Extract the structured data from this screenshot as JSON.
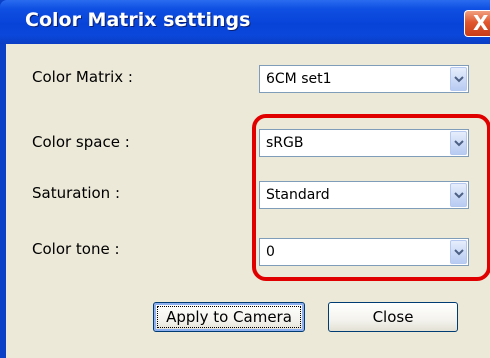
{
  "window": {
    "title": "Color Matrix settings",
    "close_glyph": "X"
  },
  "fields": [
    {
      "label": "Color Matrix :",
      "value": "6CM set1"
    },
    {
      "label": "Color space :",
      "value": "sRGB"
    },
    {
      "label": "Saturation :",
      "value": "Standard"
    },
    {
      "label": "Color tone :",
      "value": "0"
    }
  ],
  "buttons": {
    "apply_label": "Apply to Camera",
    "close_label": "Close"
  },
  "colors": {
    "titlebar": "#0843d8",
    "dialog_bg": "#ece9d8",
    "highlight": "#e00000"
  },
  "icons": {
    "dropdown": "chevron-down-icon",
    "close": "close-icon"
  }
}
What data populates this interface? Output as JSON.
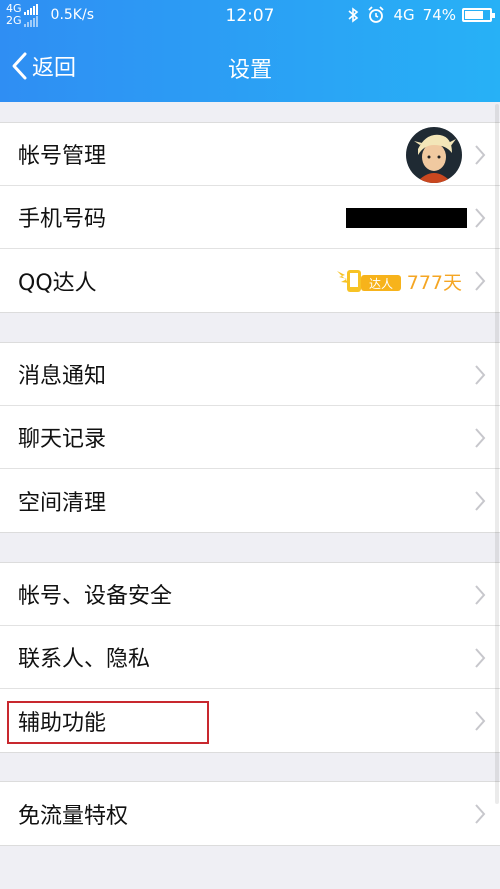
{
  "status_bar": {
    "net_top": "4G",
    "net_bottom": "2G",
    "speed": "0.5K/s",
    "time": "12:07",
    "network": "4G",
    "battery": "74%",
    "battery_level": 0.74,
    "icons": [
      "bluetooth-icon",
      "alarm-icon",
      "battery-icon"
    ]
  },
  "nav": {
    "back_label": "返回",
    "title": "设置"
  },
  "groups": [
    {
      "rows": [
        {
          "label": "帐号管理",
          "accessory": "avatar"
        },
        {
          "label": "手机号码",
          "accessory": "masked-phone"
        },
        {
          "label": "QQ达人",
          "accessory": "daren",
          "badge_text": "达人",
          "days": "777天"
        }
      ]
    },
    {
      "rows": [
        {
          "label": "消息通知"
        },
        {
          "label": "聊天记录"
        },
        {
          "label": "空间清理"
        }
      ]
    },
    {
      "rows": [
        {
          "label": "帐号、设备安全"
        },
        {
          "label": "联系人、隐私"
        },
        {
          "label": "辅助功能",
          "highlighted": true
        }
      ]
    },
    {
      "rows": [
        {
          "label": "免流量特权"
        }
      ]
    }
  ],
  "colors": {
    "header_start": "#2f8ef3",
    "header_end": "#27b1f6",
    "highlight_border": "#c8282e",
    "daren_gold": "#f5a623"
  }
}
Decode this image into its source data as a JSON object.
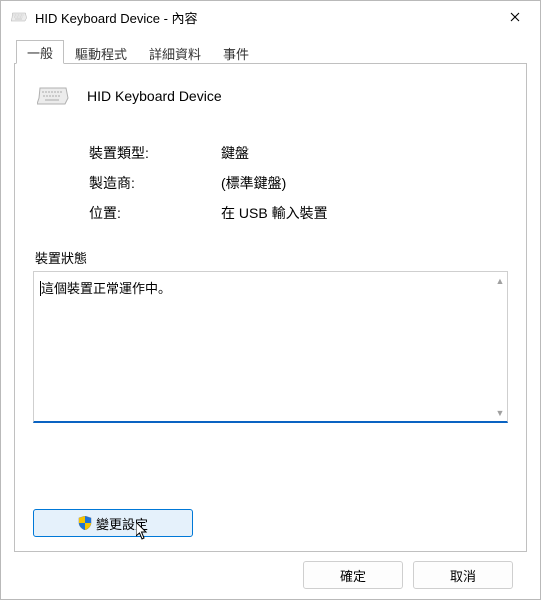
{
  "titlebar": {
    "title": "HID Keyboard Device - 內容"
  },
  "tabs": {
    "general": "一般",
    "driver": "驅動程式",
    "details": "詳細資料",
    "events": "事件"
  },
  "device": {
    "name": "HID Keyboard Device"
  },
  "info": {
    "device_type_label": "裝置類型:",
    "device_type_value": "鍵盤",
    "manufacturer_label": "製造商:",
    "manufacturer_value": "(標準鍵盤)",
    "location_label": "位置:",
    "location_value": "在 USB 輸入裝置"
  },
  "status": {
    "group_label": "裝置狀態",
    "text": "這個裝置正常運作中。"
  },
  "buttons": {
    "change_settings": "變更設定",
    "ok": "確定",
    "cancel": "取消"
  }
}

> Task description:
Write out all the entries exactly, except for the pictures.

> Exercise response:
Extract the structured data from this screenshot as JSON.
{
  "window": {
    "title": "Color Matrix settings",
    "close_glyph": "X"
  },
  "fields": [
    {
      "label": "Color Matrix :",
      "value": "6CM set1"
    },
    {
      "label": "Color space :",
      "value": "sRGB"
    },
    {
      "label": "Saturation :",
      "value": "Standard"
    },
    {
      "label": "Color tone :",
      "value": "0"
    }
  ],
  "buttons": {
    "apply_label": "Apply to Camera",
    "close_label": "Close"
  },
  "colors": {
    "titlebar": "#0843d8",
    "dialog_bg": "#ece9d8",
    "highlight": "#e00000"
  },
  "icons": {
    "dropdown": "chevron-down-icon",
    "close": "close-icon"
  }
}
What data populates this interface? Output as JSON.
{
  "status_bar": {
    "net_top": "4G",
    "net_bottom": "2G",
    "speed": "0.5K/s",
    "time": "12:07",
    "network": "4G",
    "battery": "74%",
    "battery_level": 0.74,
    "icons": [
      "bluetooth-icon",
      "alarm-icon",
      "battery-icon"
    ]
  },
  "nav": {
    "back_label": "返回",
    "title": "设置"
  },
  "groups": [
    {
      "rows": [
        {
          "label": "帐号管理",
          "accessory": "avatar"
        },
        {
          "label": "手机号码",
          "accessory": "masked-phone"
        },
        {
          "label": "QQ达人",
          "accessory": "daren",
          "badge_text": "达人",
          "days": "777天"
        }
      ]
    },
    {
      "rows": [
        {
          "label": "消息通知"
        },
        {
          "label": "聊天记录"
        },
        {
          "label": "空间清理"
        }
      ]
    },
    {
      "rows": [
        {
          "label": "帐号、设备安全"
        },
        {
          "label": "联系人、隐私"
        },
        {
          "label": "辅助功能",
          "highlighted": true
        }
      ]
    },
    {
      "rows": [
        {
          "label": "免流量特权"
        }
      ]
    }
  ],
  "colors": {
    "header_start": "#2f8ef3",
    "header_end": "#27b1f6",
    "highlight_border": "#c8282e",
    "daren_gold": "#f5a623"
  }
}
Decode this image into its source data as a JSON object.
{
  "titlebar": {
    "title": "HID Keyboard Device - 內容"
  },
  "tabs": {
    "general": "一般",
    "driver": "驅動程式",
    "details": "詳細資料",
    "events": "事件"
  },
  "device": {
    "name": "HID Keyboard Device"
  },
  "info": {
    "device_type_label": "裝置類型:",
    "device_type_value": "鍵盤",
    "manufacturer_label": "製造商:",
    "manufacturer_value": "(標準鍵盤)",
    "location_label": "位置:",
    "location_value": "在 USB 輸入裝置"
  },
  "status": {
    "group_label": "裝置狀態",
    "text": "這個裝置正常運作中。"
  },
  "buttons": {
    "change_settings": "變更設定",
    "ok": "確定",
    "cancel": "取消"
  }
}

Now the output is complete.